**DATA EXTRACT:**
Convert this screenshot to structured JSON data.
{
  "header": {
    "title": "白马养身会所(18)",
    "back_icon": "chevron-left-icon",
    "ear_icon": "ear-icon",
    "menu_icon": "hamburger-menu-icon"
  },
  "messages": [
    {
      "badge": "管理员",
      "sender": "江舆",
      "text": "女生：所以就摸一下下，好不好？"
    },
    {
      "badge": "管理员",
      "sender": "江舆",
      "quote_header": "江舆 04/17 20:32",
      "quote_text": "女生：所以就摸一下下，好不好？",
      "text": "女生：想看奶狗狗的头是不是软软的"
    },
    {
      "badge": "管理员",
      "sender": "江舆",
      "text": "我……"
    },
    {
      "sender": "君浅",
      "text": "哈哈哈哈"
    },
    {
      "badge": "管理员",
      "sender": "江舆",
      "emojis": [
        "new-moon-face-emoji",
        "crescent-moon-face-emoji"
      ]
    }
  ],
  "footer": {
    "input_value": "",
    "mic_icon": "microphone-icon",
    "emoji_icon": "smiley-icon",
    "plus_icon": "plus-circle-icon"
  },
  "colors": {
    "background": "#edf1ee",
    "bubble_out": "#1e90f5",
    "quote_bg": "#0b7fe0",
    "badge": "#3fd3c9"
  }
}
==
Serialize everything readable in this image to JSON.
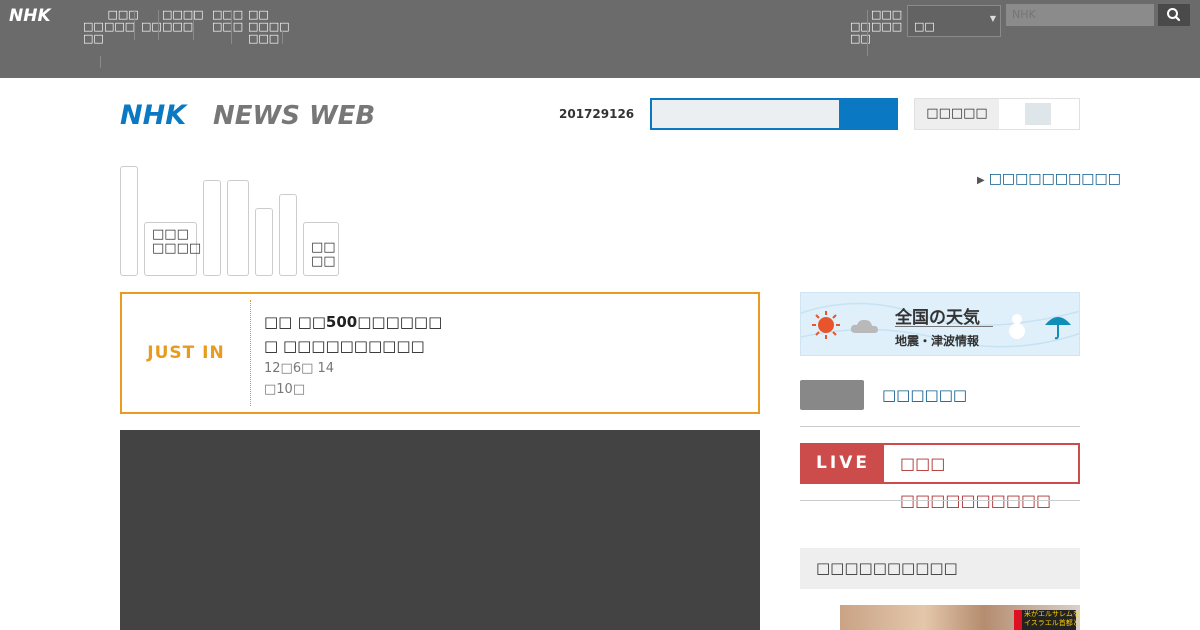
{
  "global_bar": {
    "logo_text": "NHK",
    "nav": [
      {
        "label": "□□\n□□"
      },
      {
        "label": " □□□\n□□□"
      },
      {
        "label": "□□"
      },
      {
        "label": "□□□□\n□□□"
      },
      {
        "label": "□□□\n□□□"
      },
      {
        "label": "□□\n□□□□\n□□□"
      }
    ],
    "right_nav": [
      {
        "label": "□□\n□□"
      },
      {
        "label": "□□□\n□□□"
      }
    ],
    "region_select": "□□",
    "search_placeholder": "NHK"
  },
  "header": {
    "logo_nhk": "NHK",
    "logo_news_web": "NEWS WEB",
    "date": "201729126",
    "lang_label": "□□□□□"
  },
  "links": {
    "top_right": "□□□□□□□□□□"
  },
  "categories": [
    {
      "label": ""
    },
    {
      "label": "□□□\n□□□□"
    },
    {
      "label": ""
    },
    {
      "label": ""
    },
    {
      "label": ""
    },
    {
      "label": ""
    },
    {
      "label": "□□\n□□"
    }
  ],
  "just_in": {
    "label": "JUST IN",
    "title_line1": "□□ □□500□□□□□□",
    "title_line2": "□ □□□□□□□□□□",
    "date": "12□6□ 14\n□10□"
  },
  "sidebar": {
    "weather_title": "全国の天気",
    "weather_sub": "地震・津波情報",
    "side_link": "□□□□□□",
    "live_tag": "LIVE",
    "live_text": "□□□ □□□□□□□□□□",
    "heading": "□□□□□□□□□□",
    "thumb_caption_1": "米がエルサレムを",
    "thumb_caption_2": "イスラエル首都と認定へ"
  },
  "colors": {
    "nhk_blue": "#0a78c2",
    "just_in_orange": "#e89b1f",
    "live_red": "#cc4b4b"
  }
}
* * *
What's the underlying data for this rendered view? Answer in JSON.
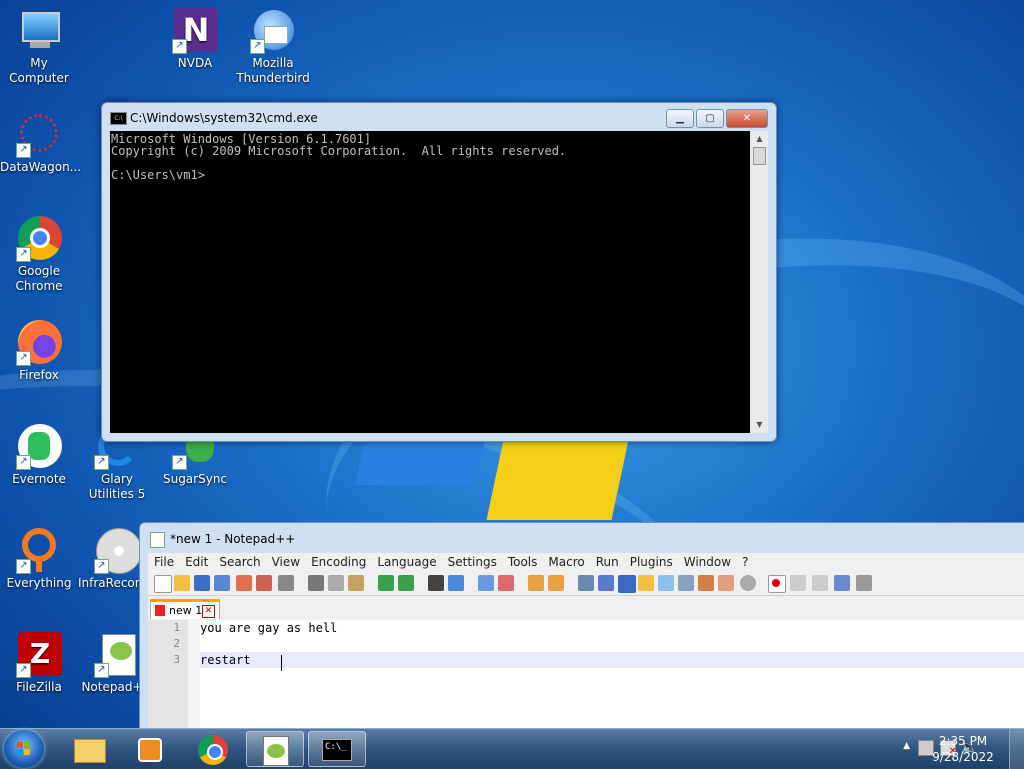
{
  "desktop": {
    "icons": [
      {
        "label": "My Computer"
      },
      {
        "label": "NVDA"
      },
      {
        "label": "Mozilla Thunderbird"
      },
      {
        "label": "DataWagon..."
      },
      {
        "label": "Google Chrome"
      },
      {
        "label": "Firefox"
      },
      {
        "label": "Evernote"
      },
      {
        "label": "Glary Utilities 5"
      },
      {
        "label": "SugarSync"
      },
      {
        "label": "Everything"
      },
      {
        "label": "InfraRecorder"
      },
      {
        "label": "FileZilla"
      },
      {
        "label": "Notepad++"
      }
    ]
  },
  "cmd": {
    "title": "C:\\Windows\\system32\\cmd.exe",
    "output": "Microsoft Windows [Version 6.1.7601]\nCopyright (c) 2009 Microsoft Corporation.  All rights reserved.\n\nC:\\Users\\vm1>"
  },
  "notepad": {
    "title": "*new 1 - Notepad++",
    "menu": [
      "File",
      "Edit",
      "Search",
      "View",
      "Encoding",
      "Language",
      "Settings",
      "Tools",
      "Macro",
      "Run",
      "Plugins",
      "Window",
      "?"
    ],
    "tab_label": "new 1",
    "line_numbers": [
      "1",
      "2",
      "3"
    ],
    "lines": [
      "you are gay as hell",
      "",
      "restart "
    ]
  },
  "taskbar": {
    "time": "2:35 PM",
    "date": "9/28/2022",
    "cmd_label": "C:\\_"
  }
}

**DO THIS:**
Return each line with "face".

**CORRECT ANSWER:**
        "new-moon-face-emoji",
        "crescent-moon-face-emoji"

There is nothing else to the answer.